-- BEGIN Given information --

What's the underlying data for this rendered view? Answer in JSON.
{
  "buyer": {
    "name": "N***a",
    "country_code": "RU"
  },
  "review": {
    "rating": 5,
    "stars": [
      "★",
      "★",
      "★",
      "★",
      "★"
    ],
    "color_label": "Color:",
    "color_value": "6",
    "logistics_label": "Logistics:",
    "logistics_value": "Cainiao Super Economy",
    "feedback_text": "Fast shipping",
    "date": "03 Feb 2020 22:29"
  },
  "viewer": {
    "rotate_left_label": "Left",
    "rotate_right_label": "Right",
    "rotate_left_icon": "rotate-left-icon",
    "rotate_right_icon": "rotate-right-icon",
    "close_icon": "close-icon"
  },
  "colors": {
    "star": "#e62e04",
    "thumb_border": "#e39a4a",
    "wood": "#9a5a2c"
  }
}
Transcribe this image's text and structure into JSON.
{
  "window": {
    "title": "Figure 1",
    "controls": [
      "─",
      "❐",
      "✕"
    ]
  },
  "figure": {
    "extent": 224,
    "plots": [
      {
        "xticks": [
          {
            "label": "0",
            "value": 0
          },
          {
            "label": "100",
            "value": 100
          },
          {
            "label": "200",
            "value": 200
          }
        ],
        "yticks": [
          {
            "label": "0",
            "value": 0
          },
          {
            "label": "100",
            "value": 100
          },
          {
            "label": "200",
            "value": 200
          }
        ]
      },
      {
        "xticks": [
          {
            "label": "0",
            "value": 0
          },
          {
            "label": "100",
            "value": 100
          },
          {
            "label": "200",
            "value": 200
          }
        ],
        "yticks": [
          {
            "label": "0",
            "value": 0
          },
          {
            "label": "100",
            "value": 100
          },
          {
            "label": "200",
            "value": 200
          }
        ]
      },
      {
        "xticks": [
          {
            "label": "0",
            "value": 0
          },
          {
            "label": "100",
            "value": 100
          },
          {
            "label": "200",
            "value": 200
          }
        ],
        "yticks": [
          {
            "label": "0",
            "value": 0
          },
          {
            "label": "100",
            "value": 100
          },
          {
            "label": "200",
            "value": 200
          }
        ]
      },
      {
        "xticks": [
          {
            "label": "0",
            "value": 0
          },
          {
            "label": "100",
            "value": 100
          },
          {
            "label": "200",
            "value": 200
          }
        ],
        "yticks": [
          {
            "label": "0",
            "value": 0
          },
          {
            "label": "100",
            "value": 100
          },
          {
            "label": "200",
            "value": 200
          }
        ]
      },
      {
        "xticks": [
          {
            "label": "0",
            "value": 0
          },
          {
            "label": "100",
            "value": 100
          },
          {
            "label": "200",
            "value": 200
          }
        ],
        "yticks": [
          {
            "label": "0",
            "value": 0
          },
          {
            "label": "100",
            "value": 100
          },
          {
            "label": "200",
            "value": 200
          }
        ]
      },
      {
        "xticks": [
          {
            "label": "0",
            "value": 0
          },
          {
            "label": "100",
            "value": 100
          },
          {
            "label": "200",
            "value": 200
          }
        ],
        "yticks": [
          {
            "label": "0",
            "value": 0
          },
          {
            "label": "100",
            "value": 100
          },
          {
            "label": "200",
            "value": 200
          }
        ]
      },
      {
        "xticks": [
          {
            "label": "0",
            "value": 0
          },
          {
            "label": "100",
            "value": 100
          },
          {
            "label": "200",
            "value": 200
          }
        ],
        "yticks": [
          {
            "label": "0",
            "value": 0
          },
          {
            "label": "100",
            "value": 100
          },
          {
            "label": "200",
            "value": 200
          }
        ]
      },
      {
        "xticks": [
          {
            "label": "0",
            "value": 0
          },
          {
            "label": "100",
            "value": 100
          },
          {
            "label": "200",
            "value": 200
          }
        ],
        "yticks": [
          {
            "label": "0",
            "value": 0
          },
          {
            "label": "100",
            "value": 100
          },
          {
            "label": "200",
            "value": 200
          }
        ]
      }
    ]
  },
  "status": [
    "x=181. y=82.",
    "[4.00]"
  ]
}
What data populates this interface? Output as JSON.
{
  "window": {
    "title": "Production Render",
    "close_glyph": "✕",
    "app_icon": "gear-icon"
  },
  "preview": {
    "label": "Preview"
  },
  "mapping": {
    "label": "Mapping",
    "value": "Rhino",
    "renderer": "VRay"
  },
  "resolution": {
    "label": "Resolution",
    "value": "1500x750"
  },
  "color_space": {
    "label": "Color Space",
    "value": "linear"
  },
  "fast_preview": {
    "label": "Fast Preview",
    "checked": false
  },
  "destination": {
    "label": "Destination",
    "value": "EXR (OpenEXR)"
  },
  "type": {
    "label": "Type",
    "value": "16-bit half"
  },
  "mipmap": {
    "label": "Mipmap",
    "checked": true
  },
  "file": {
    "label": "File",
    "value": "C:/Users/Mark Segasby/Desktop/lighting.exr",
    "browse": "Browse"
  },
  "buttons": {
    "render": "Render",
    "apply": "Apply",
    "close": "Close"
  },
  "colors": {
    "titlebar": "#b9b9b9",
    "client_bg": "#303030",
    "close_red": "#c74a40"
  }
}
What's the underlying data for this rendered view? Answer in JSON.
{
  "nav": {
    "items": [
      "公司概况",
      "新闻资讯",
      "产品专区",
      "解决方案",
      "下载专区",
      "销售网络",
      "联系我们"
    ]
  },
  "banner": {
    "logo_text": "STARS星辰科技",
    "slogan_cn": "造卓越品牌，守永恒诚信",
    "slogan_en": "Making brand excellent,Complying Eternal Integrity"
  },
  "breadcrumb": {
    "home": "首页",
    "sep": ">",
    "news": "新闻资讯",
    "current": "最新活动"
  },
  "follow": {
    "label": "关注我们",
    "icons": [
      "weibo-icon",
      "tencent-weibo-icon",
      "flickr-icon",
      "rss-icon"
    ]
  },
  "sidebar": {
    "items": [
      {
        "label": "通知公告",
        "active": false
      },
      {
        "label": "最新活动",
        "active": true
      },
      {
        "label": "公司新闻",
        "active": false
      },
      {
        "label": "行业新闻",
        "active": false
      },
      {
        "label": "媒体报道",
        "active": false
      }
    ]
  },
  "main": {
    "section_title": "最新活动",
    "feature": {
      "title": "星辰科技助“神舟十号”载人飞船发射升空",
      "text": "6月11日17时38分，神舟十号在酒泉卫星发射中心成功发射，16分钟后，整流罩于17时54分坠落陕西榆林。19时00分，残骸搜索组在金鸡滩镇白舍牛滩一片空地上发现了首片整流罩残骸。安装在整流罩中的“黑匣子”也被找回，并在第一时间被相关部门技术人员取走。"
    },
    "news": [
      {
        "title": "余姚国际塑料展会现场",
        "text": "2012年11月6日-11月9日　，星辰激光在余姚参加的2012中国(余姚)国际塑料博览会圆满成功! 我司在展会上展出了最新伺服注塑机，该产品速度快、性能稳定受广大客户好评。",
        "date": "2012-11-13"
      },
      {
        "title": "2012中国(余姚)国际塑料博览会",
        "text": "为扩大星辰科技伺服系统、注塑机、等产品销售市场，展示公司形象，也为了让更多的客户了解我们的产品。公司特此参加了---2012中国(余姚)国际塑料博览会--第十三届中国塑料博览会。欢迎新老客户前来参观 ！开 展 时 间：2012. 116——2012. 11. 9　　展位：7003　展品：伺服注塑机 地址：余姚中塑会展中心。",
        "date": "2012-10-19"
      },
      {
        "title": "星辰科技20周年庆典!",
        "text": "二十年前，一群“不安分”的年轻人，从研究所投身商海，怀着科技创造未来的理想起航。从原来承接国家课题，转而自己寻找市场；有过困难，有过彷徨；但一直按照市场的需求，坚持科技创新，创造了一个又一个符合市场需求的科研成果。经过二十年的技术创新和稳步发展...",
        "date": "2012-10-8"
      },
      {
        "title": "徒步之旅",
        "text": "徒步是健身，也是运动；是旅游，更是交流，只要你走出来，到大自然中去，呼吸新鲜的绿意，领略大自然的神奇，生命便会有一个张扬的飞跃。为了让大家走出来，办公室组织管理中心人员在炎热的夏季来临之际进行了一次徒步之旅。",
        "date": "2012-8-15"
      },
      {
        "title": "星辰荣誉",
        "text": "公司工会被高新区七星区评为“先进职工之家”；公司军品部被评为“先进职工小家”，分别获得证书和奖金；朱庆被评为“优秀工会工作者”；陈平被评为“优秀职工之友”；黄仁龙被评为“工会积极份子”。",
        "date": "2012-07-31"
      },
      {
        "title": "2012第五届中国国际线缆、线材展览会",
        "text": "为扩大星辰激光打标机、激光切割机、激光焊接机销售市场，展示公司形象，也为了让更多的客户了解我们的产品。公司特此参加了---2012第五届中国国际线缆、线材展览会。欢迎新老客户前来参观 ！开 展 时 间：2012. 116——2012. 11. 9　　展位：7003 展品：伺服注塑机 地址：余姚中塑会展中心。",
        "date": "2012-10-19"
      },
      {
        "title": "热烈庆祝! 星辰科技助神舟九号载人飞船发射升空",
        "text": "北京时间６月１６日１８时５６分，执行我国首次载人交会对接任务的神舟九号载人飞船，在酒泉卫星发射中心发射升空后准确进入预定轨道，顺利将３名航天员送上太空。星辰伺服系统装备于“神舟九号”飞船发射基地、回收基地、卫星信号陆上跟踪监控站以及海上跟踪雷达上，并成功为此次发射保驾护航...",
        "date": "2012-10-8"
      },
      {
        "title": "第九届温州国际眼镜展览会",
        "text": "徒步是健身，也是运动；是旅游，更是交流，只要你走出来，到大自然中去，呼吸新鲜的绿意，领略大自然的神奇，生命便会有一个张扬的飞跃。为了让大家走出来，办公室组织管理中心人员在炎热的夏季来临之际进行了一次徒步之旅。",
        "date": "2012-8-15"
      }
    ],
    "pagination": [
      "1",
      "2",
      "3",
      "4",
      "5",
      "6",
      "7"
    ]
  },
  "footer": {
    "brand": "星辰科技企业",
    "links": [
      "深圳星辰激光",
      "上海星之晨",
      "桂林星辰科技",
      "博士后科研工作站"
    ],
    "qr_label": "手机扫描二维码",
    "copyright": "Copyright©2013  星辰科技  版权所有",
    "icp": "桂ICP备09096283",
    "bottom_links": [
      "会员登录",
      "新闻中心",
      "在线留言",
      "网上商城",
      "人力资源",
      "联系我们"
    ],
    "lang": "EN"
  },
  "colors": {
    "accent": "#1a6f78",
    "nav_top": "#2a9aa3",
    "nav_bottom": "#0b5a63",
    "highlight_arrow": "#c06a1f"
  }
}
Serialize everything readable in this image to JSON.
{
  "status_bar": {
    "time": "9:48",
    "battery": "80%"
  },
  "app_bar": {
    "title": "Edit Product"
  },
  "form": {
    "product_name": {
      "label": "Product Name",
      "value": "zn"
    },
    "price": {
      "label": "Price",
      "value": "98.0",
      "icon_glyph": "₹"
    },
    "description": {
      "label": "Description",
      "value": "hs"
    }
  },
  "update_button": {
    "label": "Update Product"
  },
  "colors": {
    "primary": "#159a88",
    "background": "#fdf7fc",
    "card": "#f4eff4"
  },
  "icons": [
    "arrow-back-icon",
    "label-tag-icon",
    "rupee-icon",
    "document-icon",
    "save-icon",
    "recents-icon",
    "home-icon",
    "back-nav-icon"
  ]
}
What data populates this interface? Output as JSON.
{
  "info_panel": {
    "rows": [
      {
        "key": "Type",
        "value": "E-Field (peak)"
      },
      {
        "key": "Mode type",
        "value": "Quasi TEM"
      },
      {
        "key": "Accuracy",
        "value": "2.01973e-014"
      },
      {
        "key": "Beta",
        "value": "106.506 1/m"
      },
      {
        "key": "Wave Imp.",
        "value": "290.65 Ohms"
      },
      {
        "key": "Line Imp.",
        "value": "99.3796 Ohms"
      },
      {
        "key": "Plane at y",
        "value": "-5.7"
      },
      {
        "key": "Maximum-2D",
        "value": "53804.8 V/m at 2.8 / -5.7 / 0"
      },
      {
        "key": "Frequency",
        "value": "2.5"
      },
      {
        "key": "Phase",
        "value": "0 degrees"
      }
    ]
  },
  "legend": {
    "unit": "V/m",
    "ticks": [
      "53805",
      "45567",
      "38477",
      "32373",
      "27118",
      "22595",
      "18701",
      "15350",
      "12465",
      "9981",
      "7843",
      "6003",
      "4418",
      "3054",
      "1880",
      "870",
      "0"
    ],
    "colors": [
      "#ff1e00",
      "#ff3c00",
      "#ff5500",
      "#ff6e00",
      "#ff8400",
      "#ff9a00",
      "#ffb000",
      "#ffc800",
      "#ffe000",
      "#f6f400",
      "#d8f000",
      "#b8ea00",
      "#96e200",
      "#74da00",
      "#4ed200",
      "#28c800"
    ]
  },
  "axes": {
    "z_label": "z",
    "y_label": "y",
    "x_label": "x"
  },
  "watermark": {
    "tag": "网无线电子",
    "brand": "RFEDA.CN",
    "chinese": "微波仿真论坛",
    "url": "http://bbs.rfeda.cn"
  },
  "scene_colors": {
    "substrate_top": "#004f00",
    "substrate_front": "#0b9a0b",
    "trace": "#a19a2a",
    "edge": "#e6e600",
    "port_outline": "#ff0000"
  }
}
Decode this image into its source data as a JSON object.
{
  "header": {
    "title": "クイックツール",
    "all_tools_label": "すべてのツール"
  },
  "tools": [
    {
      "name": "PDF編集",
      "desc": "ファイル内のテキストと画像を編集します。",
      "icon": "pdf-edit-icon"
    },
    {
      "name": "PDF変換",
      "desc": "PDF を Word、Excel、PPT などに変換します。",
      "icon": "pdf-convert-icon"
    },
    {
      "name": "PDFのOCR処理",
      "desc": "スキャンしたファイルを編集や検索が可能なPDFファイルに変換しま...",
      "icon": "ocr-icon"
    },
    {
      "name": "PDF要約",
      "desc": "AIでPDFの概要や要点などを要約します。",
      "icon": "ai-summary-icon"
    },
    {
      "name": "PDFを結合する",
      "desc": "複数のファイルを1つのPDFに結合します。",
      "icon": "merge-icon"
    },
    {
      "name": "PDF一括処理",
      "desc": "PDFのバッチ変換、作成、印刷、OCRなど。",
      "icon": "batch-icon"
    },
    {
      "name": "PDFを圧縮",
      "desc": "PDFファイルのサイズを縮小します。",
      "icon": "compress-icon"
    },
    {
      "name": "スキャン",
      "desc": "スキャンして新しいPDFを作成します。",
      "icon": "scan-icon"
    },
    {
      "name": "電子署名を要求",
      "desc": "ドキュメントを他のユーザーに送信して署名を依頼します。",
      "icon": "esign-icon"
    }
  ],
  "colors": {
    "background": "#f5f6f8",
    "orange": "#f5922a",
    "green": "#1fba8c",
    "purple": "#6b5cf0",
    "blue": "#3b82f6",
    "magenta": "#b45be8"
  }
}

-- END Given information --

#### Challenge
Whenever "brand" turns up in a line, pick that line out.

#### Complete answer
    "slogan_en": "Making brand excellent,Complying Eternal Integrity"
    "brand": "星辰科技企业",
    "brand": "RFEDA.CN",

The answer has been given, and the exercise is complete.